§ **Information provided**
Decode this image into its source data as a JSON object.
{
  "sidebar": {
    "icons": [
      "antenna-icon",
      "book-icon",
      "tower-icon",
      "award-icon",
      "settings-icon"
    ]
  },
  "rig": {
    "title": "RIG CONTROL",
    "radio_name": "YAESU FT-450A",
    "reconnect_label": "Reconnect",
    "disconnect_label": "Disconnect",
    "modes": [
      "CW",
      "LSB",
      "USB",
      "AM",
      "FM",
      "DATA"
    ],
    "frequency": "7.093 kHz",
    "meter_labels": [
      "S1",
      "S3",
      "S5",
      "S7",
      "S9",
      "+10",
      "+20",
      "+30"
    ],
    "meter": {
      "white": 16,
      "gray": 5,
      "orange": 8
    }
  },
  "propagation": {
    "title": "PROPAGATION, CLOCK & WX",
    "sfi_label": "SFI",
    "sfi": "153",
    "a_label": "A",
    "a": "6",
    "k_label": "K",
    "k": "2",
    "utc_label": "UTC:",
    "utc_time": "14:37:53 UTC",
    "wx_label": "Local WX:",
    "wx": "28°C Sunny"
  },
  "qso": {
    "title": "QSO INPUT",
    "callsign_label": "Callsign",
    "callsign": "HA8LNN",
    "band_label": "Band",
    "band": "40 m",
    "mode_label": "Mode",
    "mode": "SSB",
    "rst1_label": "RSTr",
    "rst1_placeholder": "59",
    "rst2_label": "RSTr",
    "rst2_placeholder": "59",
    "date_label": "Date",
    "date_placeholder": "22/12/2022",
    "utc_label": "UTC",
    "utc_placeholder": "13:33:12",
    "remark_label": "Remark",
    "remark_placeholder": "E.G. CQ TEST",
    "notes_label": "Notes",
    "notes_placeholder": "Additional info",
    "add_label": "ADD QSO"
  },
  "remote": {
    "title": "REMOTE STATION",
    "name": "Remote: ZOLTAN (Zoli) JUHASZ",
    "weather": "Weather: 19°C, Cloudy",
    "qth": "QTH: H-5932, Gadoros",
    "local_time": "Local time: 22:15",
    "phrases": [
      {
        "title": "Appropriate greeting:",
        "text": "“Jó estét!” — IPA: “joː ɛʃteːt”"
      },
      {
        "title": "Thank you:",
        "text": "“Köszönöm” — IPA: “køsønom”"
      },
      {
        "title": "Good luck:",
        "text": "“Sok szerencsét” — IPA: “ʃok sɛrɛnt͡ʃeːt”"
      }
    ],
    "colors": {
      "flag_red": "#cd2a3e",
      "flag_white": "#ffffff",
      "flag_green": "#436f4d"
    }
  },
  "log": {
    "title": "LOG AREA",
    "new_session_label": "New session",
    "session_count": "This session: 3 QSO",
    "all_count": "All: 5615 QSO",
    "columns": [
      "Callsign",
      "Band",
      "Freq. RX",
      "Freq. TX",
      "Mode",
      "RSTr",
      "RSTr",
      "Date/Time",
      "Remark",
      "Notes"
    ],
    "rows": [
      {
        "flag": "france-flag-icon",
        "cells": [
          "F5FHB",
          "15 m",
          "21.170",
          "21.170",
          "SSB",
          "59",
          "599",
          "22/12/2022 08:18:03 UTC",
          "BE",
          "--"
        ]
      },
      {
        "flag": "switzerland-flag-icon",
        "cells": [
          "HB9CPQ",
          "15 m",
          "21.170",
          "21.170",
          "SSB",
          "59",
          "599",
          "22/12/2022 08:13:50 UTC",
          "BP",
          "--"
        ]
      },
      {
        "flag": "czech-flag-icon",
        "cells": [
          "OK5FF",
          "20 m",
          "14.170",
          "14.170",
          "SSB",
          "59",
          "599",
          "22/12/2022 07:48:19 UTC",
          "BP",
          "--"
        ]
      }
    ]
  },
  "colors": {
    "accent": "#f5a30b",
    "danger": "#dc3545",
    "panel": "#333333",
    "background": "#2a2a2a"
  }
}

§ **Aim**
Recopy the whole listing exactly.

§ **Response for this exercise**
Decode this image into its source data as a JSON object.
{
  "sidebar": {
    "icons": [
      "antenna-icon",
      "book-icon",
      "tower-icon",
      "award-icon",
      "settings-icon"
    ]
  },
  "rig": {
    "title": "RIG CONTROL",
    "radio_name": "YAESU FT-450A",
    "reconnect_label": "Reconnect",
    "disconnect_label": "Disconnect",
    "modes": [
      "CW",
      "LSB",
      "USB",
      "AM",
      "FM",
      "DATA"
    ],
    "frequency": "7.093 kHz",
    "meter_labels": [
      "S1",
      "S3",
      "S5",
      "S7",
      "S9",
      "+10",
      "+20",
      "+30"
    ],
    "meter": {
      "white": 16,
      "gray": 5,
      "orange": 8
    }
  },
  "propagation": {
    "title": "PROPAGATION, CLOCK & WX",
    "sfi_label": "SFI",
    "sfi": "153",
    "a_label": "A",
    "a": "6",
    "k_label": "K",
    "k": "2",
    "utc_label": "UTC:",
    "utc_time": "14:37:53 UTC",
    "wx_label": "Local WX:",
    "wx": "28°C Sunny"
  },
  "qso": {
    "title": "QSO INPUT",
    "callsign_label": "Callsign",
    "callsign": "HA8LNN",
    "band_label": "Band",
    "band": "40 m",
    "mode_label": "Mode",
    "mode": "SSB",
    "rst1_label": "RSTr",
    "rst1_placeholder": "59",
    "rst2_label": "RSTr",
    "rst2_placeholder": "59",
    "date_label": "Date",
    "date_placeholder": "22/12/2022",
    "utc_label": "UTC",
    "utc_placeholder": "13:33:12",
    "remark_label": "Remark",
    "remark_placeholder": "E.G. CQ TEST",
    "notes_label": "Notes",
    "notes_placeholder": "Additional info",
    "add_label": "ADD QSO"
  },
  "remote": {
    "title": "REMOTE STATION",
    "name": "Remote: ZOLTAN (Zoli) JUHASZ",
    "weather": "Weather: 19°C, Cloudy",
    "qth": "QTH: H-5932, Gadoros",
    "local_time": "Local time: 22:15",
    "phrases": [
      {
        "title": "Appropriate greeting:",
        "text": "“Jó estét!” — IPA: “joː ɛʃteːt”"
      },
      {
        "title": "Thank you:",
        "text": "“Köszönöm” — IPA: “køsønom”"
      },
      {
        "title": "Good luck:",
        "text": "“Sok szerencsét” — IPA: “ʃok sɛrɛnt͡ʃeːt”"
      }
    ],
    "colors": {
      "flag_red": "#cd2a3e",
      "flag_white": "#ffffff",
      "flag_green": "#436f4d"
    }
  },
  "log": {
    "title": "LOG AREA",
    "new_session_label": "New session",
    "session_count": "This session: 3 QSO",
    "all_count": "All: 5615 QSO",
    "columns": [
      "Callsign",
      "Band",
      "Freq. RX",
      "Freq. TX",
      "Mode",
      "RSTr",
      "RSTr",
      "Date/Time",
      "Remark",
      "Notes"
    ],
    "rows": [
      {
        "flag": "france-flag-icon",
        "cells": [
          "F5FHB",
          "15 m",
          "21.170",
          "21.170",
          "SSB",
          "59",
          "599",
          "22/12/2022 08:18:03 UTC",
          "BE",
          "--"
        ]
      },
      {
        "flag": "switzerland-flag-icon",
        "cells": [
          "HB9CPQ",
          "15 m",
          "21.170",
          "21.170",
          "SSB",
          "59",
          "599",
          "22/12/2022 08:13:50 UTC",
          "BP",
          "--"
        ]
      },
      {
        "flag": "czech-flag-icon",
        "cells": [
          "OK5FF",
          "20 m",
          "14.170",
          "14.170",
          "SSB",
          "59",
          "599",
          "22/12/2022 07:48:19 UTC",
          "BP",
          "--"
        ]
      }
    ]
  },
  "colors": {
    "accent": "#f5a30b",
    "danger": "#dc3545",
    "panel": "#333333",
    "background": "#2a2a2a"
  }
}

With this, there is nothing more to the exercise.